Every line of the material that follows must be printed again exactly.

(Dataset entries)

········

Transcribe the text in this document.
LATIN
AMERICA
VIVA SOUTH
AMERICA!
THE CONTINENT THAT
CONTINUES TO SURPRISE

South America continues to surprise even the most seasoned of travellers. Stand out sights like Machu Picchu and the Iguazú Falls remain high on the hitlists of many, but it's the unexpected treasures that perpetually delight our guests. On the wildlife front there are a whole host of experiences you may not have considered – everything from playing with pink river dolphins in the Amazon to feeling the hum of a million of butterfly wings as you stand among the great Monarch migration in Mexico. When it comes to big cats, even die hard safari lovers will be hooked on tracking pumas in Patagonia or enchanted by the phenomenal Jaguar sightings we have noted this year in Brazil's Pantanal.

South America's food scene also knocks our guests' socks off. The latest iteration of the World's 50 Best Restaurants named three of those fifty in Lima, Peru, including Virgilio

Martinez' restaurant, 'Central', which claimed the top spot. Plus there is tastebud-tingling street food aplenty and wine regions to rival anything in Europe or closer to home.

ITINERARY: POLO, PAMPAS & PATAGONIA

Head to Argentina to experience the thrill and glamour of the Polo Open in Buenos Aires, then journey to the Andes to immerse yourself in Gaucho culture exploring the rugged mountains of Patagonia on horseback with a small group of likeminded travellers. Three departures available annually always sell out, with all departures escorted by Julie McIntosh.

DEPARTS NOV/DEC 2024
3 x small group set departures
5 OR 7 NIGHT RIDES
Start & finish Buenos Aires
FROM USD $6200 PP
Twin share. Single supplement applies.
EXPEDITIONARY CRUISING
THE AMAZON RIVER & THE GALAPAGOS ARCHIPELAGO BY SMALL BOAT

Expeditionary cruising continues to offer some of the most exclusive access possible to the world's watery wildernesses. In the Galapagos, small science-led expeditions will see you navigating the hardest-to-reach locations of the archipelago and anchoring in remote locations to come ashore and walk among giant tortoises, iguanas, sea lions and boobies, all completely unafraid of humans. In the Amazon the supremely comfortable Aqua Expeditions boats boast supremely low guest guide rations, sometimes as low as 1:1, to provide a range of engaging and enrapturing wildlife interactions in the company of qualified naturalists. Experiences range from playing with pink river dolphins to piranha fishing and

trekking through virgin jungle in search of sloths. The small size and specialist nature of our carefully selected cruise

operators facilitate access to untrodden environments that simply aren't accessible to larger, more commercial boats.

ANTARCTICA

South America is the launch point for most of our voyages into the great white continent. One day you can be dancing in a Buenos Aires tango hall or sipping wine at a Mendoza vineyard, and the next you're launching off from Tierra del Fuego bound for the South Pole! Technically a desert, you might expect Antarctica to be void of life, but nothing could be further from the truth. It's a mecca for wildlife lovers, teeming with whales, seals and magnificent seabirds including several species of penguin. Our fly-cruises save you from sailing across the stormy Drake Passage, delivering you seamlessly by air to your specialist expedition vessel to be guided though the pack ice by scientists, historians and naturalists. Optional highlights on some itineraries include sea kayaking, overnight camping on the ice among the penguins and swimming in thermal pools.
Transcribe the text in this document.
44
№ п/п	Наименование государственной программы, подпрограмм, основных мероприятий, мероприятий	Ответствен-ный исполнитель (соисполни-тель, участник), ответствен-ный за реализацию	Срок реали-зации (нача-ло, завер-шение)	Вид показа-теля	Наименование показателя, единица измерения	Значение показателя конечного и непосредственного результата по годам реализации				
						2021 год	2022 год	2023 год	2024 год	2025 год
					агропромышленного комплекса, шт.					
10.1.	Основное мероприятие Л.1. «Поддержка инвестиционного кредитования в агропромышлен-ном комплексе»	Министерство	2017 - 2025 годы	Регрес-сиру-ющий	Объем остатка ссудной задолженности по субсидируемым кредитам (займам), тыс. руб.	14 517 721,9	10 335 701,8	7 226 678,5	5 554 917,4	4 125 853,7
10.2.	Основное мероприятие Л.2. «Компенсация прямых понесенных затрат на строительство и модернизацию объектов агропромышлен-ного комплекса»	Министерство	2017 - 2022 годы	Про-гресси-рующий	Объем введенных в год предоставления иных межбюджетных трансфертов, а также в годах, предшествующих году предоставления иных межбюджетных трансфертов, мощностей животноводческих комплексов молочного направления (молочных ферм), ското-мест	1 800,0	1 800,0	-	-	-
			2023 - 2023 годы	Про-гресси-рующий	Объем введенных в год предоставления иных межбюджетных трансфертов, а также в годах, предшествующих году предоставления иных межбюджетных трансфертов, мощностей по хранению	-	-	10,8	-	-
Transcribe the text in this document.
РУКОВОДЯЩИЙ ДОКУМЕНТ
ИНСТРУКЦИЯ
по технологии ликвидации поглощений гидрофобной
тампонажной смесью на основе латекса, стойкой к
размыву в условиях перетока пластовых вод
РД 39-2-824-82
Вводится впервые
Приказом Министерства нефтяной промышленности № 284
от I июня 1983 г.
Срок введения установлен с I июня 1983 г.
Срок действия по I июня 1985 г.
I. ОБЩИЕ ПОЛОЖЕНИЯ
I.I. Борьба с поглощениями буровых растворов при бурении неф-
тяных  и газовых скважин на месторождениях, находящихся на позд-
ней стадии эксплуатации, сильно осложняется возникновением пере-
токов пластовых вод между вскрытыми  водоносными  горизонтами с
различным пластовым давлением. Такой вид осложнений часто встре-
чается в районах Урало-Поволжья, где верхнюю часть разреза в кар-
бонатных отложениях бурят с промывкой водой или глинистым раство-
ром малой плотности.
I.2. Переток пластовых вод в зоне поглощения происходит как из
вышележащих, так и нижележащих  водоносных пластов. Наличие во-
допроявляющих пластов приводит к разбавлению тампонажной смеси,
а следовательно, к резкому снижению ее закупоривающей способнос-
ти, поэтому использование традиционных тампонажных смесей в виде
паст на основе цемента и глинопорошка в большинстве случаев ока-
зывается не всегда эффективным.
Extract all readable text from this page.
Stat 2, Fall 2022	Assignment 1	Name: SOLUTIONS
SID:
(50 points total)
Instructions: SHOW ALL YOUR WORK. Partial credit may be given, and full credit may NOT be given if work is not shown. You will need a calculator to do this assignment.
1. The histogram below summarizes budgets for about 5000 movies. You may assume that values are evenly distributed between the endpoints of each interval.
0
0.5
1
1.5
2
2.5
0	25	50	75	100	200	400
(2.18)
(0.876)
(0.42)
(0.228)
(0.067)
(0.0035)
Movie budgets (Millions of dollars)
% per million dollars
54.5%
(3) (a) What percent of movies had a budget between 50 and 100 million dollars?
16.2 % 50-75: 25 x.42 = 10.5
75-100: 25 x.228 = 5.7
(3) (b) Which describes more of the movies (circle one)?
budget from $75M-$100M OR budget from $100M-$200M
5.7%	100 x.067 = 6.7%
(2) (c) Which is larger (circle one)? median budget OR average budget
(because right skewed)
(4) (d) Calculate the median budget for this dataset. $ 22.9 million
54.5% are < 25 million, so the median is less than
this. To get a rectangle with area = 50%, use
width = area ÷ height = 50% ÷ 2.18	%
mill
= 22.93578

········

▸ TASK ANSWER
Transcribe the text in this document.
LATIN
AMERICA
VIVA SOUTH
AMERICA!
THE CONTINENT THAT
CONTINUES TO SURPRISE

South America continues to surprise even the most seasoned of travellers. Stand out sights like Machu Picchu and the Iguazú Falls remain high on the hitlists of many, but it's the unexpected treasures that perpetually delight our guests. On the wildlife front there are a whole host of experiences you may not have considered – everything from playing with pink river dolphins in the Amazon to feeling the hum of a million of butterfly wings as you stand among the great Monarch migration in Mexico. When it comes to big cats, even die hard safari lovers will be hooked on tracking pumas in Patagonia or enchanted by the phenomenal Jaguar sightings we have noted this year in Brazil's Pantanal.

South America's food scene also knocks our guests' socks off. The latest iteration of the World's 50 Best Restaurants named three of those fifty in Lima, Peru, including Virgilio

Martinez' restaurant, 'Central', which claimed the top spot. Plus there is tastebud-tingling street food aplenty and wine regions to rival anything in Europe or closer to home.

ITINERARY: POLO, PAMPAS & PATAGONIA

Head to Argentina to experience the thrill and glamour of the Polo Open in Buenos Aires, then journey to the Andes to immerse yourself in Gaucho culture exploring the rugged mountains of Patagonia on horseback with a small group of likeminded travellers. Three departures available annually always sell out, with all departures escorted by Julie McIntosh.

DEPARTS NOV/DEC 2024
3 x small group set departures
5 OR 7 NIGHT RIDES
Start & finish Buenos Aires
FROM USD $6200 PP
Twin share. Single supplement applies.
EXPEDITIONARY CRUISING
THE AMAZON RIVER & THE GALAPAGOS ARCHIPELAGO BY SMALL BOAT

Expeditionary cruising continues to offer some of the most exclusive access possible to the world's watery wildernesses. In the Galapagos, small science-led expeditions will see you navigating the hardest-to-reach locations of the archipelago and anchoring in remote locations to come ashore and walk among giant tortoises, iguanas, sea lions and boobies, all completely unafraid of humans. In the Amazon the supremely comfortable Aqua Expeditions boats boast supremely low guest guide rations, sometimes as low as 1:1, to provide a range of engaging and enrapturing wildlife interactions in the company of qualified naturalists. Experiences range from playing with pink river dolphins to piranha fishing and

trekking through virgin jungle in search of sloths. The small size and specialist nature of our carefully selected cruise

operators facilitate access to untrodden environments that simply aren't accessible to larger, more commercial boats.

ANTARCTICA

South America is the launch point for most of our voyages into the great white continent. One day you can be dancing in a Buenos Aires tango hall or sipping wine at a Mendoza vineyard, and the next you're launching off from Tierra del Fuego bound for the South Pole! Technically a desert, you might expect Antarctica to be void of life, but nothing could be further from the truth. It's a mecca for wildlife lovers, teeming with whales, seals and magnificent seabirds including several species of penguin. Our fly-cruises save you from sailing across the stormy Drake Passage, delivering you seamlessly by air to your specialist expedition vessel to be guided though the pack ice by scientists, historians and naturalists. Optional highlights on some itineraries include sea kayaking, overnight camping on the ice among the penguins and swimming in thermal pools.
Transcribe the text in this document.
44
№ п/п	Наименование государственной программы, подпрограмм, основных мероприятий, мероприятий	Ответствен-ный исполнитель (соисполни-тель, участник), ответствен-ный за реализацию	Срок реали-зации (нача-ло, завер-шение)	Вид показа-теля	Наименование показателя, единица измерения	Значение показателя конечного и непосредственного результата по годам реализации				
						2021 год	2022 год	2023 год	2024 год	2025 год
					агропромышленного комплекса, шт.					
10.1.	Основное мероприятие Л.1. «Поддержка инвестиционного кредитования в агропромышлен-ном комплексе»	Министерство	2017 - 2025 годы	Регрес-сиру-ющий	Объем остатка ссудной задолженности по субсидируемым кредитам (займам), тыс. руб.	14 517 721,9	10 335 701,8	7 226 678,5	5 554 917,4	4 125 853,7
10.2.	Основное мероприятие Л.2. «Компенсация прямых понесенных затрат на строительство и модернизацию объектов агропромышлен-ного комплекса»	Министерство	2017 - 2022 годы	Про-гресси-рующий	Объем введенных в год предоставления иных межбюджетных трансфертов, а также в годах, предшествующих году предоставления иных межбюджетных трансфертов, мощностей животноводческих комплексов молочного направления (молочных ферм), ското-мест	1 800,0	1 800,0	-	-	-
			2023 - 2023 годы	Про-гресси-рующий	Объем введенных в год предоставления иных межбюджетных трансфертов, а также в годах, предшествующих году предоставления иных межбюджетных трансфертов, мощностей по хранению	-	-	10,8	-	-
Transcribe the text in this document.
РУКОВОДЯЩИЙ ДОКУМЕНТ
ИНСТРУКЦИЯ
по технологии ликвидации поглощений гидрофобной
тампонажной смесью на основе латекса, стойкой к
размыву в условиях перетока пластовых вод
РД 39-2-824-82
Вводится впервые
Приказом Министерства нефтяной промышленности № 284
от I июня 1983 г.
Срок введения установлен с I июня 1983 г.
Срок действия по I июня 1985 г.
I. ОБЩИЕ ПОЛОЖЕНИЯ
I.I. Борьба с поглощениями буровых растворов при бурении неф-
тяных  и газовых скважин на месторождениях, находящихся на позд-
ней стадии эксплуатации, сильно осложняется возникновением пере-
токов пластовых вод между вскрытыми  водоносными  горизонтами с
различным пластовым давлением. Такой вид осложнений часто встре-
чается в районах Урало-Поволжья, где верхнюю часть разреза в кар-
бонатных отложениях бурят с промывкой водой или глинистым раство-
ром малой плотности.
I.2. Переток пластовых вод в зоне поглощения происходит как из
вышележащих, так и нижележащих  водоносных пластов. Наличие во-
допроявляющих пластов приводит к разбавлению тампонажной смеси,
а следовательно, к резкому снижению ее закупоривающей способнос-
ти, поэтому использование традиционных тампонажных смесей в виде
паст на основе цемента и глинопорошка в большинстве случаев ока-
зывается не всегда эффективным.
Extract all readable text from this page.
Stat 2, Fall 2022	Assignment 1	Name: SOLUTIONS
SID:
(50 points total)
Instructions: SHOW ALL YOUR WORK. Partial credit may be given, and full credit may NOT be given if work is not shown. You will need a calculator to do this assignment.
1. The histogram below summarizes budgets for about 5000 movies. You may assume that values are evenly distributed between the endpoints of each interval.
0
0.5
1
1.5
2
2.5
0	25	50	75	100	200	400
(2.18)
(0.876)
(0.42)
(0.228)
(0.067)
(0.0035)
Movie budgets (Millions of dollars)
% per million dollars
54.5%
(3) (a) What percent of movies had a budget between 50 and 100 million dollars?
16.2 % 50-75: 25 x.42 = 10.5
75-100: 25 x.228 = 5.7
(3) (b) Which describes more of the movies (circle one)?
budget from $75M-$100M OR budget from $100M-$200M
5.7%	100 x.067 = 6.7%
(2) (c) Which is larger (circle one)? median budget OR average budget
(because right skewed)
(4) (d) Calculate the median budget for this dataset. $ 22.9 million
54.5% are < 25 million, so the median is less than
this. To get a rectangle with area = 50%, use
width = area ÷ height = 50% ÷ 2.18	%
mill
= 22.93578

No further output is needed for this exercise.